#### Required work
Report the count of lines holding "Chrome" in the records, with no other words.

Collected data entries
------------

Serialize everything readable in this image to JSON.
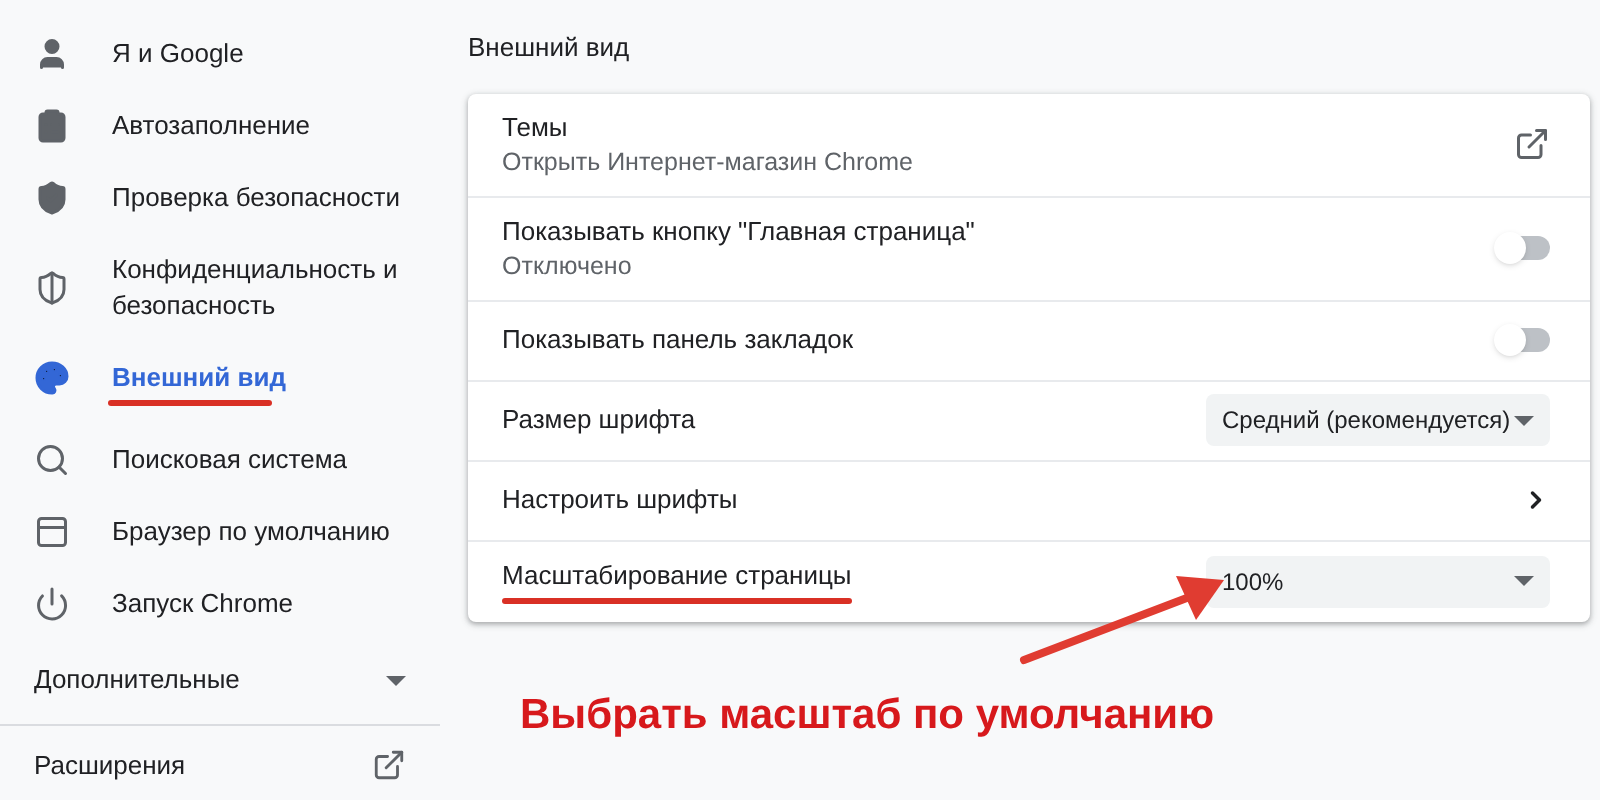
{
  "sidebar": {
    "items": [
      {
        "label": "Я и Google",
        "selected": false,
        "underlined": false
      },
      {
        "label": "Автозаполнение",
        "selected": false,
        "underlined": false
      },
      {
        "label": "Проверка безопасности",
        "selected": false,
        "underlined": false
      },
      {
        "label": "Конфиденциальность и безопасность",
        "selected": false,
        "underlined": false
      },
      {
        "label": "Внешний вид",
        "selected": true,
        "underlined": true
      },
      {
        "label": "Поисковая система",
        "selected": false,
        "underlined": false
      },
      {
        "label": "Браузер по умолчанию",
        "selected": false,
        "underlined": false
      },
      {
        "label": "Запуск Chrome",
        "selected": false,
        "underlined": false
      }
    ],
    "advanced": {
      "label": "Дополнительные",
      "expanded": false
    },
    "extensions": {
      "label": "Расширения"
    }
  },
  "section": {
    "title": "Внешний вид",
    "rows": [
      {
        "kind": "link",
        "label": "Темы",
        "sublabel": "Открыть Интернет-магазин Chrome",
        "underlined": false
      },
      {
        "kind": "toggle",
        "label": "Показывать кнопку \"Главная страница\"",
        "sublabel": "Отключено",
        "on": false,
        "underlined": false
      },
      {
        "kind": "toggle",
        "label": "Показывать панель закладок",
        "on": false,
        "underlined": false
      },
      {
        "kind": "select",
        "label": "Размер шрифта",
        "value": "Средний (рекомендуется)",
        "underlined": false
      },
      {
        "kind": "arrow",
        "label": "Настроить шрифты",
        "underlined": false
      },
      {
        "kind": "select",
        "label": "Масштабирование страницы",
        "value": "100%",
        "underlined": true
      }
    ]
  },
  "annotation": {
    "text": "Выбрать масштаб по умолчанию"
  }
}
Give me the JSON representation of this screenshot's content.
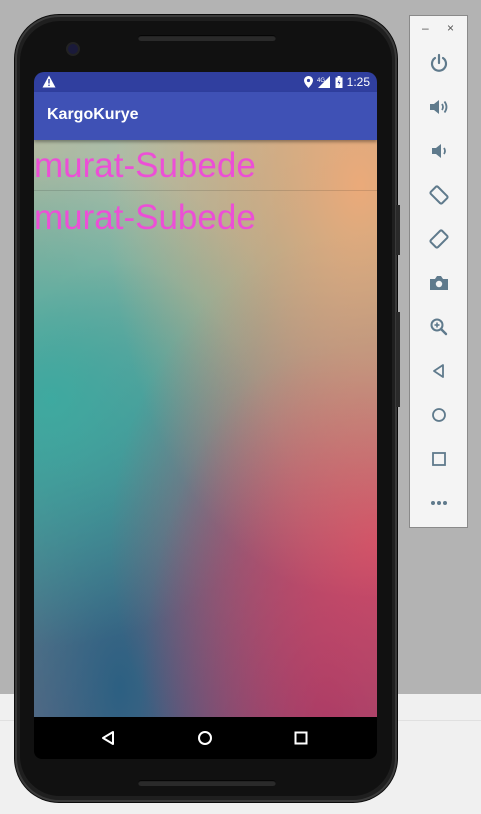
{
  "status_bar": {
    "time": "1:25",
    "network": "4G"
  },
  "app_bar": {
    "title": "KargoKurye"
  },
  "content": {
    "lines": [
      "murat-Subede",
      "murat-Subede"
    ]
  },
  "emulator_toolbar": {
    "window_controls": [
      "–",
      "×"
    ],
    "buttons": [
      "power-icon",
      "volume-up-icon",
      "volume-down-icon",
      "rotate-left-icon",
      "rotate-right-icon",
      "camera-icon",
      "zoom-icon",
      "back-icon",
      "home-icon",
      "overview-icon",
      "more-icon"
    ]
  },
  "nav_bar": {
    "buttons": [
      "back-icon",
      "home-icon",
      "recents-icon"
    ]
  },
  "colors": {
    "status_bar": "#303f9f",
    "app_bar": "#3f51b5",
    "label_text": "#ec4fd6",
    "toolbar_icon": "#5f7a8c"
  }
}
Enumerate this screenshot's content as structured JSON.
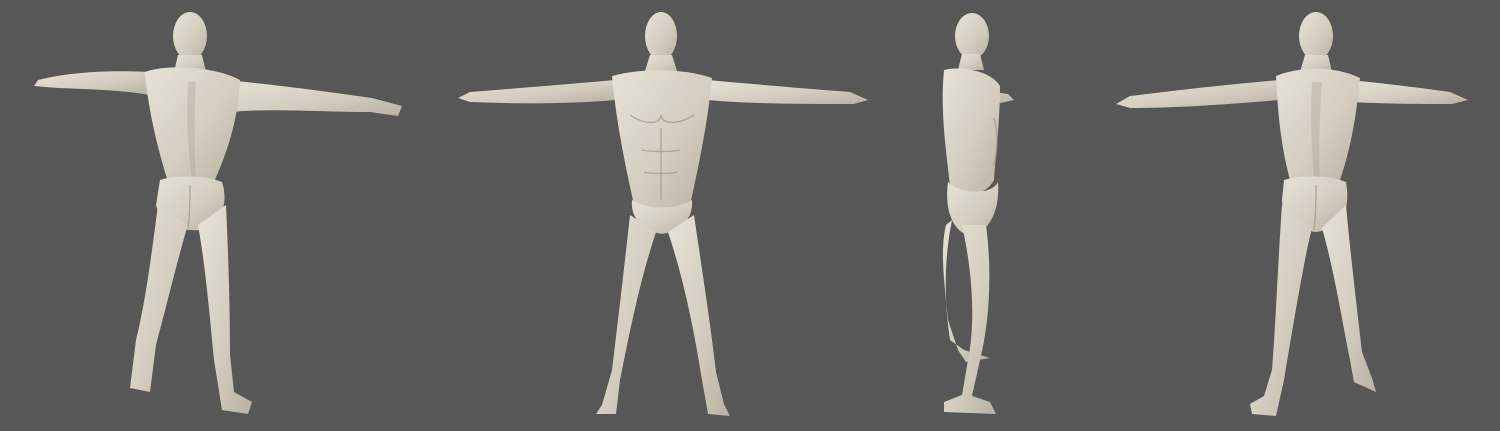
{
  "scene": {
    "background_color": "#575757",
    "skin_color": "#d6d0c4",
    "views": [
      {
        "name": "back-three-quarter"
      },
      {
        "name": "front"
      },
      {
        "name": "side"
      },
      {
        "name": "back"
      }
    ]
  }
}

------------

#### Full response
2